** REQUIREMENTS **
Select the lines of the records containing the word "price" and list them.
........
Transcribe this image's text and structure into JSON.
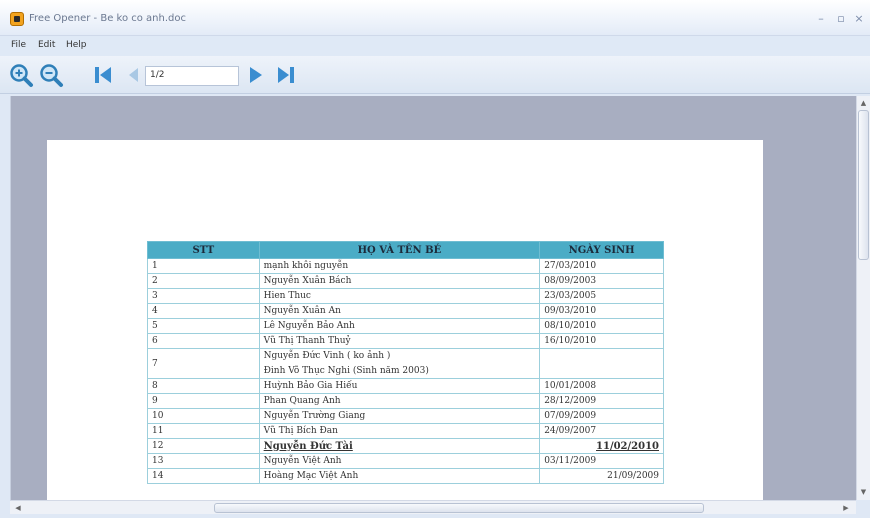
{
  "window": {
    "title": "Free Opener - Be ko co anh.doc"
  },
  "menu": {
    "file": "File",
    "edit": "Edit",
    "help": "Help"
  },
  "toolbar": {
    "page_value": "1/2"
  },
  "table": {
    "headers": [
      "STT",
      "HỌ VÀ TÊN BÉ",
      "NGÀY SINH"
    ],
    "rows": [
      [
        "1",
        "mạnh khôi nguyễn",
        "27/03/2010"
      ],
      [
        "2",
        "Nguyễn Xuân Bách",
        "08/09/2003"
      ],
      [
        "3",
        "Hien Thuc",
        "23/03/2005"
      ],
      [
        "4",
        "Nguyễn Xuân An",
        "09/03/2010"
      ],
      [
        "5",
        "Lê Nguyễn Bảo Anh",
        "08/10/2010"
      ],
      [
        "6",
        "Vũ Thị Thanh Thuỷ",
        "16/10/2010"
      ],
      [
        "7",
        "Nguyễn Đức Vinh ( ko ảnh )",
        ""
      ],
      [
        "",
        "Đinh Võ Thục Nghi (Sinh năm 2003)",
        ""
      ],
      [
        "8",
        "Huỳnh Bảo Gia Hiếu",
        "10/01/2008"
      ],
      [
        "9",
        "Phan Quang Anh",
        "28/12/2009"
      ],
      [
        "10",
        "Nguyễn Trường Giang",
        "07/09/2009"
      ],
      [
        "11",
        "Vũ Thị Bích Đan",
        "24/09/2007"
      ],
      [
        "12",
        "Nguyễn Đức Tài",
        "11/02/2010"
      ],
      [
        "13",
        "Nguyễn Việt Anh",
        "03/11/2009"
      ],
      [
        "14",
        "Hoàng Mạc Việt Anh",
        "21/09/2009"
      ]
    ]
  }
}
........
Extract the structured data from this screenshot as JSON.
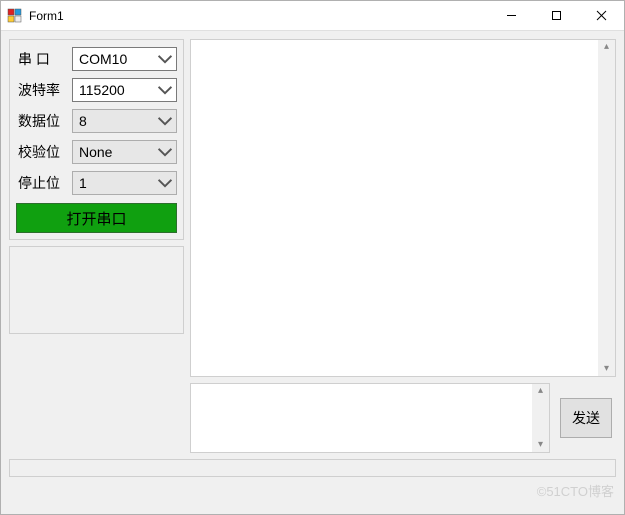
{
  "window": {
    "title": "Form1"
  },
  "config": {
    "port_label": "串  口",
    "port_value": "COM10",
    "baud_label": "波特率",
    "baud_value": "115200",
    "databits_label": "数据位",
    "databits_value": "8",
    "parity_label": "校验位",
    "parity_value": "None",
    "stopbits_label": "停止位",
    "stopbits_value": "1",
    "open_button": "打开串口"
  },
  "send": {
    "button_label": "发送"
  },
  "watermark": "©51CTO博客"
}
........
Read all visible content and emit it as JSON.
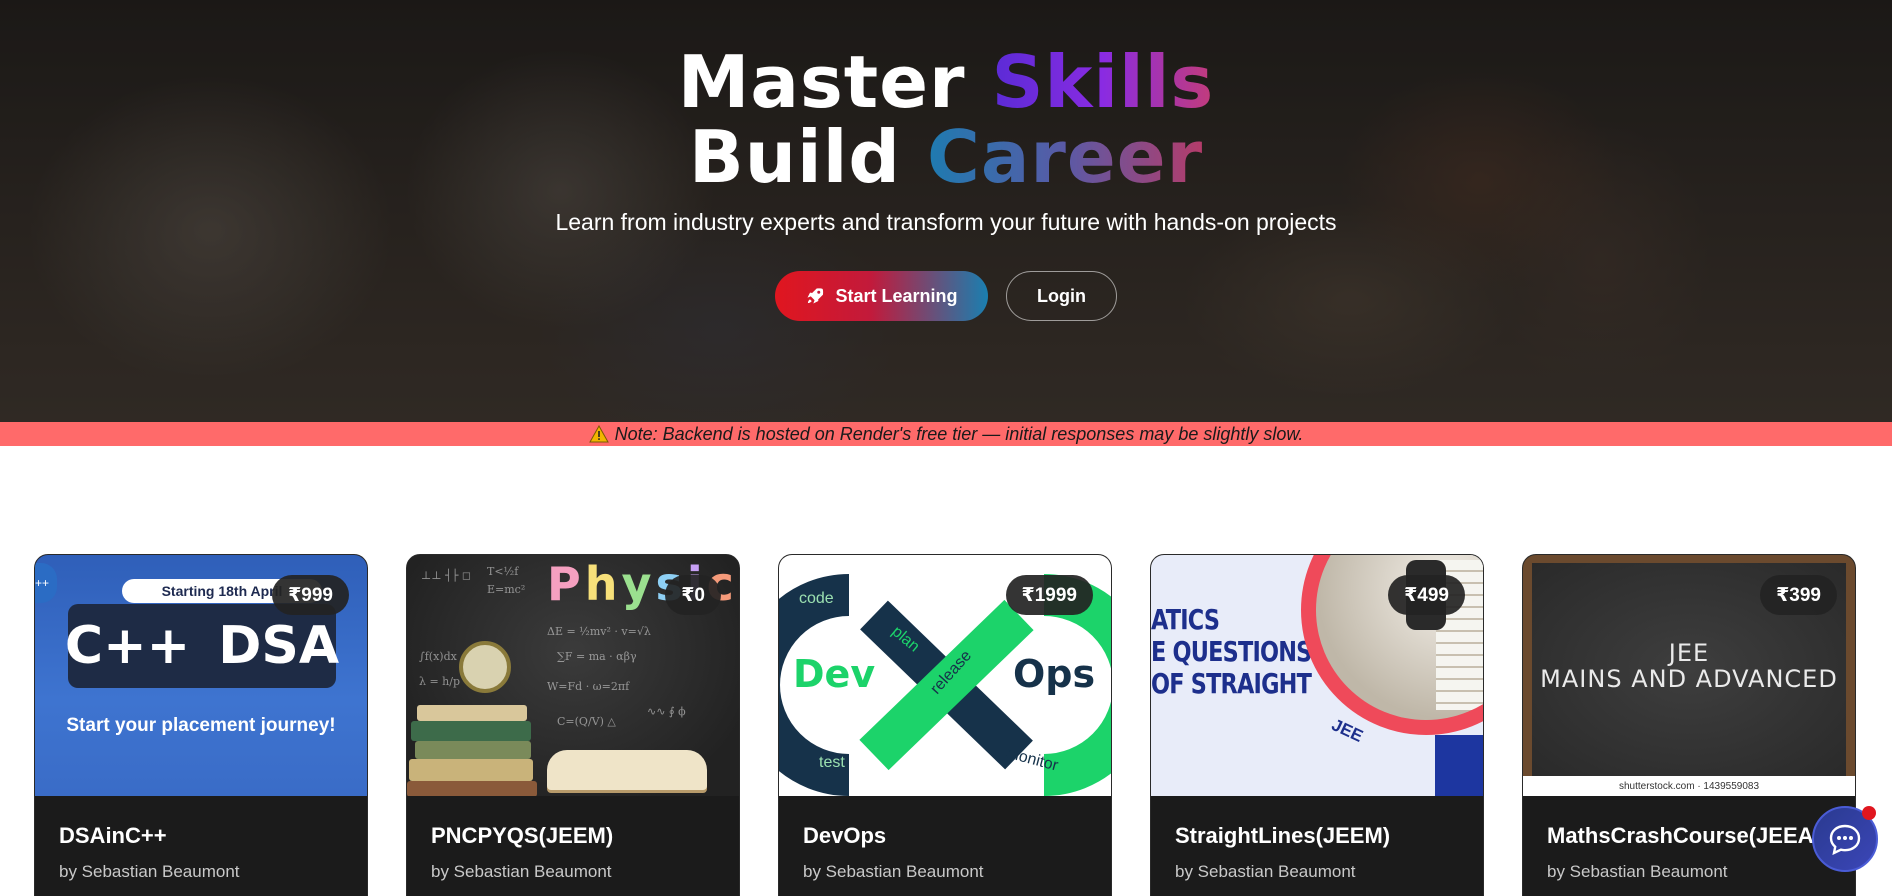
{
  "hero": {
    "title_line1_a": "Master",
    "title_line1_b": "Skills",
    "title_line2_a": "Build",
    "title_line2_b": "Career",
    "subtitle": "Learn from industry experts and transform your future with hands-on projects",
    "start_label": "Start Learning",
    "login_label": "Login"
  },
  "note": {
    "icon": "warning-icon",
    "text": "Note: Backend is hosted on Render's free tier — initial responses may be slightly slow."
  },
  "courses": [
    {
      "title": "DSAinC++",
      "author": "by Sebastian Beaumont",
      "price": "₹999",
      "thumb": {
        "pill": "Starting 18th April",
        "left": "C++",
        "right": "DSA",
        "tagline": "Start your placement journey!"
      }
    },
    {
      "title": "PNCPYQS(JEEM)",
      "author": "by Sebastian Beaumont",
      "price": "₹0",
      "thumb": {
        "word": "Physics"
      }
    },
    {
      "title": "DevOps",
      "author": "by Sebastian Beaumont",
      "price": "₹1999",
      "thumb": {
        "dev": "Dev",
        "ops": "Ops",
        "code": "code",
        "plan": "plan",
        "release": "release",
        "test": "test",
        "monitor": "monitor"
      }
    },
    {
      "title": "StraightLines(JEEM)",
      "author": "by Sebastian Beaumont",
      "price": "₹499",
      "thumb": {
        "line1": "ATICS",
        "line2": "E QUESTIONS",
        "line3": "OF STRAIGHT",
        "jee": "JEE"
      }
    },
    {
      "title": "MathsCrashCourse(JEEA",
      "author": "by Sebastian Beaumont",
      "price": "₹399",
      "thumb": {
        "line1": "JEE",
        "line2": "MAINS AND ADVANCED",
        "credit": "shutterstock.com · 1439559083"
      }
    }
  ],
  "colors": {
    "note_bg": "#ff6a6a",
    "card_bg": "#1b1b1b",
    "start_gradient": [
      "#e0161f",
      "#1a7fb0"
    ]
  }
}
........
** ANSWER TO THE TASK **
      "price": "₹999",
      "price": "₹0",
      "price": "₹1999",
      "price": "₹499",
      "price": "₹399",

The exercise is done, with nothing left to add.